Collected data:

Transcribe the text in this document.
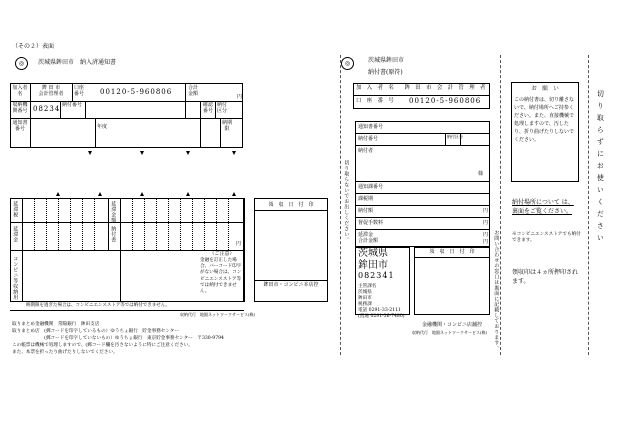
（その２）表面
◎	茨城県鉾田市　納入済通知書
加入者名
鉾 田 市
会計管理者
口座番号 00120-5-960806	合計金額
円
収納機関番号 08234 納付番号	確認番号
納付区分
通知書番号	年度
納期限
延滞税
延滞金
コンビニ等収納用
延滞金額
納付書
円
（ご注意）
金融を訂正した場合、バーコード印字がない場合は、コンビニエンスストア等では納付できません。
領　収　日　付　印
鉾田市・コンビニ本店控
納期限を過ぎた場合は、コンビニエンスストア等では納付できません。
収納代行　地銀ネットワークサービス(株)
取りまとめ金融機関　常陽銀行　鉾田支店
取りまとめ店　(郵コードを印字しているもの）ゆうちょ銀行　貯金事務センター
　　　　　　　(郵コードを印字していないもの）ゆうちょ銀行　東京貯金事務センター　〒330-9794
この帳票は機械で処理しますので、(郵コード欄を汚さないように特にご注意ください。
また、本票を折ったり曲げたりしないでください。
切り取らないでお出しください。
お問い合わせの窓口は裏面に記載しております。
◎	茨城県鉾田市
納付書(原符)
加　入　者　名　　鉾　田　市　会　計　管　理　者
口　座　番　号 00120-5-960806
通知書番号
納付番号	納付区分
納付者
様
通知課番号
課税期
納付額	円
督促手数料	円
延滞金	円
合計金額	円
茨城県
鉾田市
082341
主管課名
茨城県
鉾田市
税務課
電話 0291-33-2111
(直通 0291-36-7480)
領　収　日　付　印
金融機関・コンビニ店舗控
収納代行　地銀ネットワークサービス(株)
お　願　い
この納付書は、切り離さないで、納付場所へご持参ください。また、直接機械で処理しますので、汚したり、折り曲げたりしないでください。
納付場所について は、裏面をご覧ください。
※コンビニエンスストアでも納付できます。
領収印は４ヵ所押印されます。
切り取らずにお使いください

# What this task involves
Give the entries again without a single change, but with no pictures.

# Task result
Transcribe the text in this document.
（その２）表面
◎	茨城県鉾田市　納入済通知書
加入者名
鉾 田 市
会計管理者
口座番号 00120-5-960806	合計金額
円
収納機関番号 08234 納付番号	確認番号
納付区分
通知書番号	年度
納期限
延滞税
延滞金
コンビニ等収納用
延滞金額
納付書
円
（ご注意）
金融を訂正した場合、バーコード印字がない場合は、コンビニエンスストア等では納付できません。
領　収　日　付　印
鉾田市・コンビニ本店控
納期限を過ぎた場合は、コンビニエンスストア等では納付できません。
収納代行　地銀ネットワークサービス(株)
取りまとめ金融機関　常陽銀行　鉾田支店
取りまとめ店　(郵コードを印字しているもの）ゆうちょ銀行　貯金事務センター
　　　　　　　(郵コードを印字していないもの）ゆうちょ銀行　東京貯金事務センター　〒330-9794
この帳票は機械で処理しますので、(郵コード欄を汚さないように特にご注意ください。
また、本票を折ったり曲げたりしないでください。
切り取らないでお出しください。
お問い合わせの窓口は裏面に記載しております。
◎	茨城県鉾田市
納付書(原符)
加　入　者　名　　鉾　田　市　会　計　管　理　者
口　座　番　号 00120-5-960806
通知書番号
納付番号	納付区分
納付者
様
通知課番号
課税期
納付額	円
督促手数料	円
延滞金	円
合計金額	円
茨城県
鉾田市
082341
主管課名
茨城県
鉾田市
税務課
電話 0291-33-2111
(直通 0291-36-7480)
領　収　日　付　印
金融機関・コンビニ店舗控
収納代行　地銀ネットワークサービス(株)
お　願　い
この納付書は、切り離さないで、納付場所へご持参ください。また、直接機械で処理しますので、汚したり、折り曲げたりしないでください。
納付場所について は、裏面をご覧ください。
※コンビニエンスストアでも納付できます。
領収印は４ヵ所押印されます。
切り取らずにお使いください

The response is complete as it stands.